Return, unchanged, the lines of the data below between the line containing "- color-swatch: [322, 709, 344, 716]" and the line containing "- color-swatch: [240, 709, 262, 716]", inclusive. Output only those lines.

--- Dataset extract ---

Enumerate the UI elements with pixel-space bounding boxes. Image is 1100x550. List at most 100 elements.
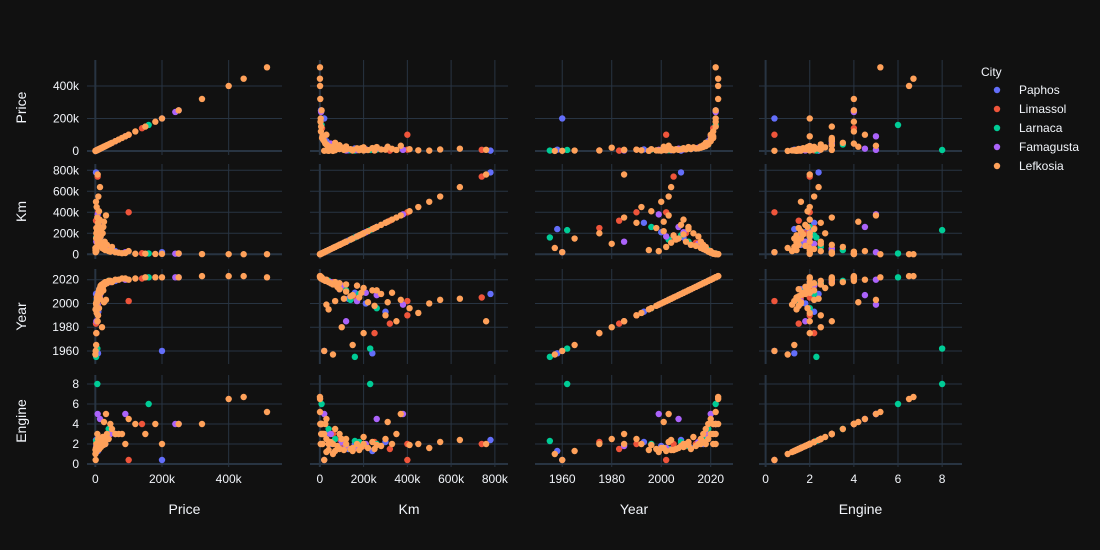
- data-point: [638, 440, 645, 448]
- data-point: [817, 435, 824, 443]
- data-point: [702, 243, 709, 251]
- data-point: [677, 169, 685, 176]
- data-point: [426, 147, 433, 154]
- data-point: [122, 440, 129, 448]
- data-point: [103, 430, 111, 438]
- data-point: [821, 230, 829, 237]
- data-point: [571, 341, 578, 349]
- data-point: [101, 435, 108, 443]
- data-point: [615, 217, 623, 224]
- data-point: [861, 131, 869, 138]
- x-tick-label: 400k: [394, 472, 421, 486]
- data-point: [821, 284, 829, 292]
- data-point: [620, 171, 628, 178]
- data-point: [240, 75, 247, 82]
- data-point: [660, 218, 667, 225]
- data-point: [608, 323, 615, 331]
- data-point: [685, 223, 692, 231]
- data-point: [771, 209, 778, 216]
- legend-item-famagusta[interactable]: Famagusta: [993, 140, 1080, 154]
- legend-marker: [993, 105, 1001, 113]
- y-tick-label: 0: [72, 247, 79, 261]
- data-point: [665, 212, 672, 219]
- data-point: [653, 224, 660, 232]
- data-point: [817, 323, 824, 331]
- data-point: [910, 272, 917, 280]
- data-point: [877, 250, 884, 258]
- legend-item-lefkosia[interactable]: Lefkosia: [993, 159, 1064, 173]
- data-point: [397, 296, 404, 304]
- cell-engine-vs-year: [535, 375, 733, 467]
- data-point: [839, 243, 847, 251]
- data-point: [92, 248, 99, 256]
- data-point: [102, 296, 110, 304]
- data-point: [142, 430, 149, 438]
- data-point: [384, 218, 391, 225]
- y-tick-label: 2000: [52, 296, 79, 310]
- legend: City Paphos Limassol Larnaca Famagusta Lefko…: [981, 65, 1079, 173]
- data-point: [456, 436, 464, 444]
- data-point: [665, 410, 672, 418]
- data-point: [938, 146, 946, 154]
- data-point: [817, 238, 824, 245]
- data-point: [554, 225, 561, 233]
- data-point: [338, 323, 345, 331]
- data-point: [384, 418, 391, 426]
- data-point: [364, 444, 372, 452]
- data-point: [810, 225, 818, 233]
- x-tick-label: 400k: [216, 472, 243, 486]
- data-point: [323, 276, 330, 283]
- data-point: [158, 440, 166, 448]
- data-point: [175, 420, 182, 428]
- data-point: [894, 400, 902, 408]
- legend-marker: [993, 86, 1001, 94]
- x-tick-label: 1960: [549, 472, 576, 486]
- legend-item-limassol[interactable]: Limassol: [993, 102, 1067, 116]
- data-point: [707, 430, 714, 438]
- data-point: [225, 395, 232, 403]
- data-point: [478, 440, 485, 448]
- data-point: [791, 341, 798, 349]
- data-point: [329, 351, 337, 358]
- data-point: [667, 239, 675, 246]
- data-point: [406, 208, 413, 215]
- data-point: [655, 301, 662, 308]
- data-point: [675, 415, 682, 423]
- data-point: [563, 345, 571, 352]
- x-tick-label: 200k: [149, 472, 176, 486]
- legend-item-larnaca[interactable]: Larnaca: [993, 121, 1063, 135]
- legend-item-paphos[interactable]: Paphos: [993, 83, 1060, 97]
- data-point: [364, 299, 372, 306]
- data-point: [371, 302, 378, 310]
- data-point: [596, 147, 603, 154]
- data-point: [382, 312, 389, 319]
- data-point: [415, 147, 422, 154]
- data-point: [331, 425, 339, 433]
- data-point: [795, 293, 802, 300]
- data-point: [804, 143, 811, 151]
- data-point: [145, 400, 152, 408]
- data-point: [665, 296, 672, 304]
- data-point: [806, 115, 813, 122]
- data-point: [839, 425, 847, 433]
- data-point: [152, 118, 159, 125]
- data-point: [648, 145, 655, 153]
- data-point: [839, 139, 847, 147]
- data-point: [806, 250, 813, 258]
- data-point: [478, 146, 485, 154]
- data-point: [263, 250, 271, 258]
- data-point: [94, 318, 101, 325]
- data-point: [323, 435, 330, 443]
- data-point: [386, 445, 394, 453]
- data-point: [340, 239, 348, 246]
- data-point: [125, 276, 132, 283]
- data-point: [571, 447, 578, 455]
- data-point: [905, 250, 913, 258]
- data-point: [397, 142, 404, 149]
- data-point: [615, 445, 623, 453]
- data-point: [347, 145, 354, 153]
- data-point: [690, 433, 697, 441]
- data-point: [321, 456, 328, 464]
- x-axis-title: Engine: [839, 501, 883, 517]
- x-tick-label: 800k: [482, 472, 509, 486]
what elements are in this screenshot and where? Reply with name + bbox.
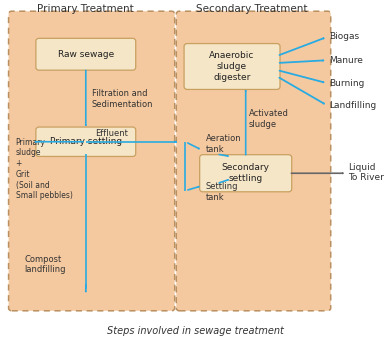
Text: Aeration
tank: Aeration tank: [206, 134, 241, 154]
Text: Landfilling: Landfilling: [330, 101, 377, 110]
Text: Primary settling: Primary settling: [50, 137, 122, 146]
Text: Biogas: Biogas: [330, 32, 360, 41]
Text: Steps involved in sewage treatment: Steps involved in sewage treatment: [106, 326, 284, 336]
Text: Manure: Manure: [330, 56, 363, 65]
Text: Filtration and
Sedimentation: Filtration and Sedimentation: [92, 89, 153, 109]
Text: Primary
sludge
+
Grit
(Soil and
Small pebbles): Primary sludge + Grit (Soil and Small pe…: [16, 138, 73, 200]
FancyBboxPatch shape: [36, 127, 136, 156]
FancyBboxPatch shape: [9, 11, 175, 311]
FancyBboxPatch shape: [200, 155, 292, 192]
FancyBboxPatch shape: [36, 38, 136, 70]
Text: Raw sewage: Raw sewage: [58, 50, 114, 59]
Text: Activated
sludge: Activated sludge: [249, 109, 289, 129]
FancyBboxPatch shape: [176, 11, 331, 311]
Text: Primary Treatment: Primary Treatment: [37, 4, 134, 14]
Text: Effluent: Effluent: [95, 129, 128, 138]
Text: Burning: Burning: [330, 79, 365, 88]
Text: Secondary Treatment: Secondary Treatment: [196, 4, 307, 14]
Text: Compost
landfilling: Compost landfilling: [25, 254, 66, 274]
Text: Anaerobic
sludge
digester: Anaerobic sludge digester: [209, 51, 255, 82]
Text: Liquid: Liquid: [348, 163, 376, 173]
FancyBboxPatch shape: [184, 43, 280, 89]
Text: Secondary
settling: Secondary settling: [222, 163, 270, 183]
Text: Settling
tank: Settling tank: [206, 182, 238, 202]
Text: To River: To River: [348, 173, 384, 182]
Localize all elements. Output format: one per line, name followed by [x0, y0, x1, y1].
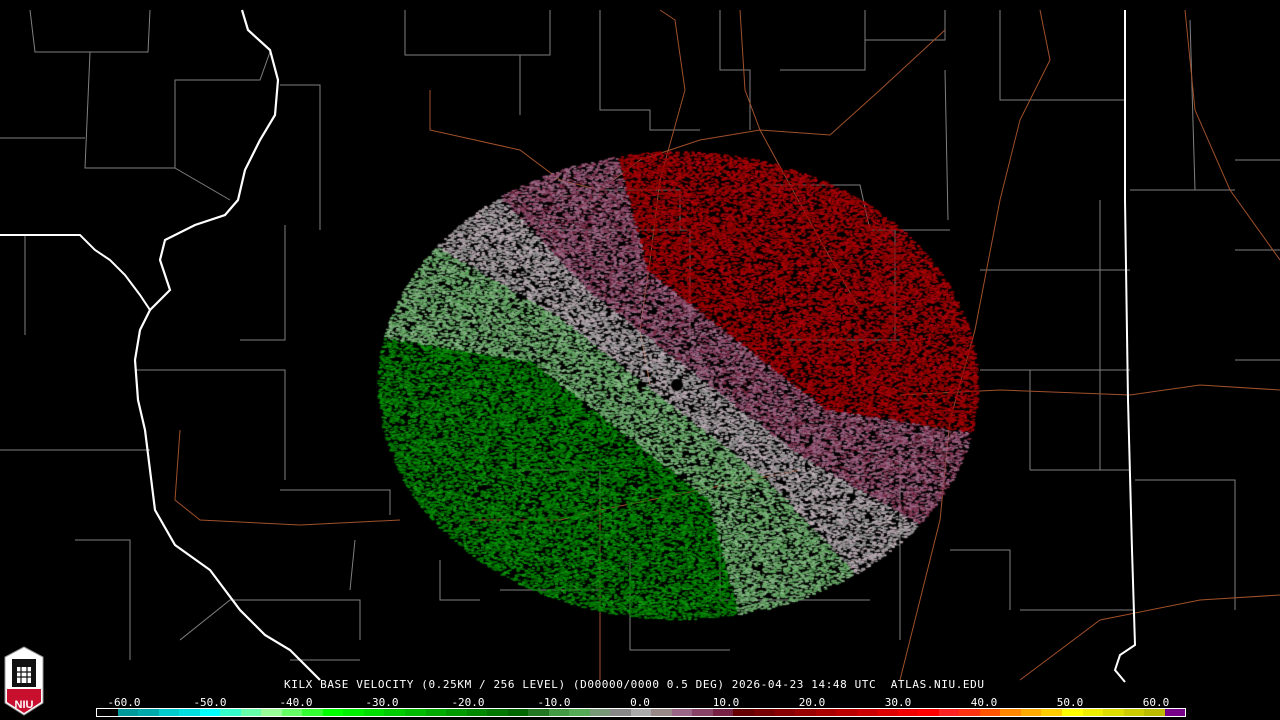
- color-swatch: [322, 709, 344, 716]
- velocity-color-scale: [96, 708, 1186, 717]
- color-swatch: [836, 709, 857, 716]
- color-swatch: [404, 709, 426, 716]
- color-swatch: [671, 709, 693, 716]
- color-swatch: [363, 709, 385, 716]
- color-swatch: [302, 709, 323, 716]
- color-swatch: [651, 709, 672, 716]
- color-swatch: [117, 709, 139, 716]
- color-swatch: [712, 709, 734, 716]
- color-swatch: [897, 709, 919, 716]
- color-swatch: [877, 709, 898, 716]
- color-swatch: [959, 709, 980, 716]
- scale-tick-label: -20.0: [451, 696, 485, 709]
- color-swatch: [918, 709, 939, 716]
- color-swatch: [261, 709, 282, 716]
- color-swatch: [610, 709, 631, 716]
- color-swatch: [1164, 709, 1186, 716]
- scale-tick-label: 0.0: [630, 696, 650, 709]
- color-swatch: [774, 709, 796, 716]
- color-swatch: [199, 709, 221, 716]
- color-swatch: [220, 709, 241, 716]
- color-swatch: [179, 709, 200, 716]
- color-swatch: [425, 709, 447, 716]
- color-swatch: [938, 709, 960, 716]
- color-swatch: [466, 709, 488, 716]
- color-swatch: [1020, 709, 1042, 716]
- color-swatch: [446, 709, 467, 716]
- scale-tick-label: -10.0: [537, 696, 571, 709]
- color-swatch: [979, 709, 1001, 716]
- color-swatch: [692, 709, 713, 716]
- color-swatch: [1144, 709, 1165, 716]
- color-swatch: [384, 709, 405, 716]
- color-swatch: [815, 709, 837, 716]
- scale-tick-label: 20.0: [798, 696, 826, 709]
- color-swatch: [1000, 709, 1021, 716]
- scale-tick-label: 40.0: [970, 696, 998, 709]
- color-swatch: [630, 709, 652, 716]
- color-swatch: [528, 709, 549, 716]
- scale-tick-label: -40.0: [279, 696, 313, 709]
- color-swatch: [487, 709, 508, 716]
- color-swatch: [507, 709, 529, 716]
- product-title: KILX BASE VELOCITY (0.25KM / 256 LEVEL) …: [284, 678, 985, 691]
- color-swatch: [589, 709, 611, 716]
- scale-tick-label: -50.0: [193, 696, 227, 709]
- color-swatch: [569, 709, 590, 716]
- color-swatch: [856, 709, 878, 716]
- scale-tick-label: 30.0: [884, 696, 912, 709]
- color-swatch: [138, 709, 159, 716]
- color-swatch: [1103, 709, 1124, 716]
- color-swatch: [1041, 709, 1062, 716]
- color-swatch: [97, 709, 118, 716]
- scale-tick-label: -30.0: [365, 696, 399, 709]
- color-swatch: [795, 709, 816, 716]
- color-swatch: [158, 709, 180, 716]
- color-swatch: [754, 709, 775, 716]
- niu-logo: NIU: [4, 646, 44, 716]
- scale-tick-label: 10.0: [712, 696, 740, 709]
- color-swatch: [240, 709, 262, 716]
- color-swatch: [1123, 709, 1145, 716]
- color-swatch: [1082, 709, 1104, 716]
- svg-text:NIU: NIU: [15, 699, 34, 711]
- scale-tick-label: 50.0: [1056, 696, 1084, 709]
- scale-tick-label: 60.0: [1142, 696, 1170, 709]
- color-swatch: [1061, 709, 1083, 716]
- color-swatch: [733, 709, 754, 716]
- scale-tick-label: -60.0: [107, 696, 141, 709]
- color-swatch: [548, 709, 570, 716]
- color-swatch: [343, 709, 364, 716]
- color-swatch: [281, 709, 303, 716]
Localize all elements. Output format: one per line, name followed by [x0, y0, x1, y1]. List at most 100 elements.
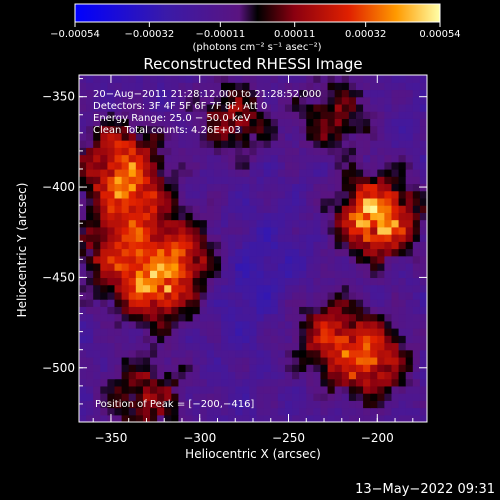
heatmap-cell [213, 111, 222, 119]
heatmap-cell [299, 161, 307, 170]
heatmap-cell [398, 299, 407, 307]
heatmap-cell [256, 262, 265, 271]
heatmap-cell [121, 356, 130, 365]
heatmap-cell [206, 226, 215, 235]
heatmap-cell [334, 82, 343, 91]
heatmap-cell [256, 291, 265, 300]
heatmap-cell [377, 393, 385, 401]
heatmap-cell [334, 111, 343, 119]
heatmap-cell [157, 328, 165, 336]
heatmap-cell [419, 205, 427, 213]
heatmap-cell [412, 176, 421, 185]
heatmap-cell [150, 205, 158, 213]
heatmap-cell [121, 161, 130, 170]
heatmap-cell [370, 197, 378, 206]
heatmap-cell [199, 205, 208, 213]
heatmap-cell [171, 371, 180, 380]
heatmap-cell [150, 154, 158, 163]
heatmap-cell [86, 89, 94, 98]
heatmap-cell [384, 96, 393, 105]
heatmap-cell [284, 197, 293, 206]
heatmap-cell [384, 140, 393, 148]
heatmap-cell [206, 212, 215, 221]
heatmap-cell [171, 226, 180, 235]
heatmap-cell [398, 111, 407, 119]
heatmap-cell [256, 342, 265, 351]
heatmap-cell [277, 154, 286, 163]
heatmap-cell [100, 320, 109, 329]
heatmap-cell [206, 306, 215, 315]
heatmap-cell [235, 306, 243, 315]
heatmap-cell [150, 96, 158, 105]
heatmap-cell [341, 414, 350, 422]
heatmap-cell [284, 103, 293, 112]
heatmap-cell [93, 313, 101, 322]
heatmap-cell [86, 270, 94, 279]
heatmap-cell [348, 277, 357, 286]
heatmap-cell [235, 393, 243, 401]
heatmap-cell [334, 234, 343, 242]
heatmap-cell [107, 371, 116, 380]
heatmap-cell [100, 400, 109, 409]
heatmap-cell [313, 393, 322, 401]
heatmap-cell [419, 371, 427, 380]
heatmap-cell [270, 291, 279, 300]
heatmap-cell [412, 299, 421, 307]
heatmap-cell [398, 118, 407, 127]
y-axis-label: Heliocentric Y (arcsec) [15, 183, 29, 318]
heatmap-cell [100, 378, 109, 387]
heatmap-cell [277, 277, 286, 286]
heatmap-cell [86, 118, 94, 127]
heatmap-cell [405, 168, 414, 177]
heatmap-cell [299, 400, 307, 409]
heatmap-cell [412, 393, 421, 401]
heatmap-cell [405, 103, 414, 112]
heatmap-cell [412, 277, 421, 286]
heatmap-cell [277, 96, 286, 105]
heatmap-cell [419, 320, 427, 329]
heatmap-cell [377, 277, 385, 286]
heatmap-cell [292, 407, 300, 416]
heatmap-cell [206, 378, 215, 387]
heatmap-cell [206, 125, 215, 134]
heatmap-cell [299, 241, 307, 250]
heatmap-cell [355, 371, 364, 380]
heatmap-cell [292, 270, 300, 279]
heatmap-cell [121, 89, 130, 98]
heatmap-cell [199, 140, 208, 148]
heatmap-cell [107, 125, 116, 134]
heatmap-cell [391, 96, 400, 105]
heatmap-cell [391, 277, 400, 286]
heatmap-cell [242, 385, 251, 394]
heatmap-cell [178, 400, 187, 409]
heatmap-cell [355, 364, 364, 372]
heatmap-cell [377, 335, 385, 344]
heatmap-cell [128, 118, 137, 127]
heatmap-cell [391, 132, 400, 141]
heatmap-cell [228, 241, 236, 250]
heatmap-cell [327, 219, 336, 228]
heatmap-cell [192, 291, 201, 300]
heatmap-cell [192, 248, 201, 257]
heatmap-cell [128, 262, 137, 271]
heatmap-cell [206, 75, 215, 83]
heatmap-cell [249, 306, 258, 315]
heatmap-cell [235, 371, 243, 380]
heatmap-cell [242, 125, 251, 134]
heatmap-cell [284, 320, 293, 329]
heatmap-cell [128, 385, 137, 394]
heatmap-cell [171, 328, 180, 336]
heatmap-cell [292, 219, 300, 228]
heatmap-cell [348, 111, 357, 119]
heatmap-cell [384, 393, 393, 401]
heatmap-cell [391, 82, 400, 91]
heatmap-cell [348, 103, 357, 112]
heatmap-cell [256, 400, 265, 409]
heatmap-cell [178, 364, 187, 372]
heatmap-cell [334, 241, 343, 250]
heatmap-cell [100, 356, 109, 365]
heatmap-cell [363, 385, 371, 394]
heatmap-cell [355, 385, 364, 394]
heatmap-cell [334, 226, 343, 235]
heatmap-cell [348, 241, 357, 250]
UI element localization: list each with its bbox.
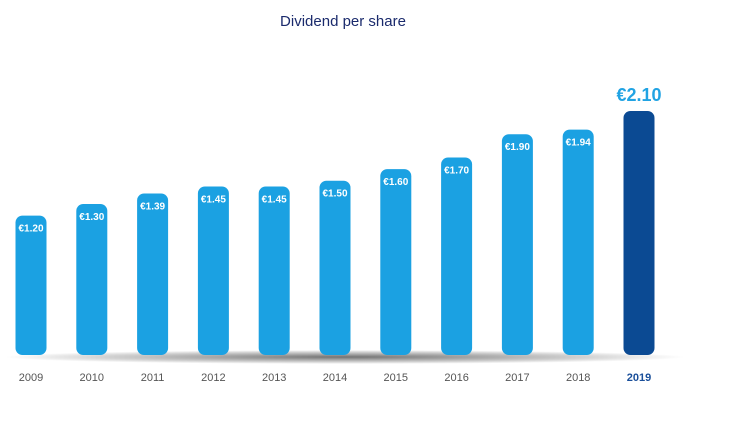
x-tick-2012: 2012 [201,372,225,384]
x-tick-2018: 2018 [566,372,590,384]
value-label-2011: €1.39 [140,202,165,213]
bar-2018 [562,129,594,355]
value-label-group: €1.20 €1.30 €1.39 €1.45 €1.45 €1.50 €1.60 €1.70… [18,85,661,235]
x-tick-2014: 2014 [323,372,347,384]
x-tick-2010: 2010 [80,372,104,384]
value-label-2019: €2.10 [616,85,661,105]
x-tick-2017: 2017 [505,372,529,384]
x-tick-2013: 2013 [262,372,286,384]
bar-2017 [501,134,533,355]
x-tick-2015: 2015 [384,372,408,384]
bar-2012 [197,186,229,355]
x-tick-2009: 2009 [19,372,43,384]
bar-2015 [380,169,412,355]
value-label-2013: €1.45 [262,195,287,206]
bar-2011 [137,193,169,355]
bar-group [15,111,655,355]
bar-2019 [623,111,655,355]
x-axis-ticks: 2009 2010 2011 2012 2013 2014 2015 2016 2017 2018… [19,372,651,384]
value-label-2010: €1.30 [79,212,104,223]
value-label-2014: €1.50 [322,189,347,200]
bar-2014 [319,180,351,355]
x-tick-2019: 2019 [627,372,651,384]
bar-2016 [441,157,473,355]
value-label-2012: €1.45 [201,195,226,206]
bar-2010 [76,204,108,355]
x-tick-2016: 2016 [444,372,468,384]
value-label-2015: €1.60 [383,177,408,188]
bar-2009 [15,215,47,355]
value-label-2017: €1.90 [505,142,530,153]
x-tick-2011: 2011 [141,372,165,384]
value-label-2009: €1.20 [18,224,43,235]
chart-title: Dividend per share [280,13,406,30]
value-label-2016: €1.70 [444,166,469,177]
bar-2013 [258,186,290,355]
value-label-2018: €1.94 [566,138,591,149]
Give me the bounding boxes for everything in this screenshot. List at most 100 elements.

---

> **Correct response**:
- color-swatch: [322, 709, 344, 716]
- velocity-color-scale: [96, 708, 1186, 717]
- color-swatch: [836, 709, 857, 716]
- color-swatch: [404, 709, 426, 716]
- color-swatch: [671, 709, 693, 716]
- color-swatch: [363, 709, 385, 716]
- color-swatch: [302, 709, 323, 716]
- color-swatch: [651, 709, 672, 716]
- color-swatch: [117, 709, 139, 716]
- color-swatch: [712, 709, 734, 716]
- color-swatch: [897, 709, 919, 716]
- color-swatch: [877, 709, 898, 716]
- color-swatch: [959, 709, 980, 716]
- scale-tick-label: -20.0: [451, 696, 485, 709]
- color-swatch: [918, 709, 939, 716]
- color-swatch: [261, 709, 282, 716]
- color-swatch: [610, 709, 631, 716]
- color-swatch: [1164, 709, 1186, 716]
- scale-tick-label: 0.0: [630, 696, 650, 709]
- color-swatch: [774, 709, 796, 716]
- color-swatch: [199, 709, 221, 716]
- color-swatch: [220, 709, 241, 716]
- color-swatch: [179, 709, 200, 716]
- color-swatch: [425, 709, 447, 716]
- color-swatch: [938, 709, 960, 716]
- color-swatch: [466, 709, 488, 716]
- color-swatch: [1020, 709, 1042, 716]
- color-swatch: [446, 709, 467, 716]
- scale-tick-label: -10.0: [537, 696, 571, 709]
- color-swatch: [979, 709, 1001, 716]
- color-swatch: [692, 709, 713, 716]
- color-swatch: [1144, 709, 1165, 716]
- color-swatch: [384, 709, 405, 716]
- color-swatch: [815, 709, 837, 716]
- scale-tick-label: 20.0: [798, 696, 826, 709]
- color-swatch: [1000, 709, 1021, 716]
- scale-tick-label: 40.0: [970, 696, 998, 709]
- color-swatch: [630, 709, 652, 716]
- color-swatch: [528, 709, 549, 716]
- scale-tick-label: -40.0: [279, 696, 313, 709]
- color-swatch: [487, 709, 508, 716]
- color-swatch: [507, 709, 529, 716]
- product-title: KILX BASE VELOCITY (0.25KM / 256 LEVEL) …: [284, 678, 985, 691]
- color-swatch: [589, 709, 611, 716]
- scale-tick-label: -50.0: [193, 696, 227, 709]
- color-swatch: [569, 709, 590, 716]
- color-swatch: [856, 709, 878, 716]
- scale-tick-label: 30.0: [884, 696, 912, 709]
- color-swatch: [138, 709, 159, 716]
- color-swatch: [1103, 709, 1124, 716]
- color-swatch: [1041, 709, 1062, 716]
- color-swatch: [97, 709, 118, 716]
- scale-tick-label: -30.0: [365, 696, 399, 709]
- color-swatch: [795, 709, 816, 716]
- color-swatch: [158, 709, 180, 716]
- color-swatch: [754, 709, 775, 716]
- niu-logo: NIU: [4, 646, 44, 716]
- scale-tick-label: 10.0: [712, 696, 740, 709]
- color-swatch: [240, 709, 262, 716]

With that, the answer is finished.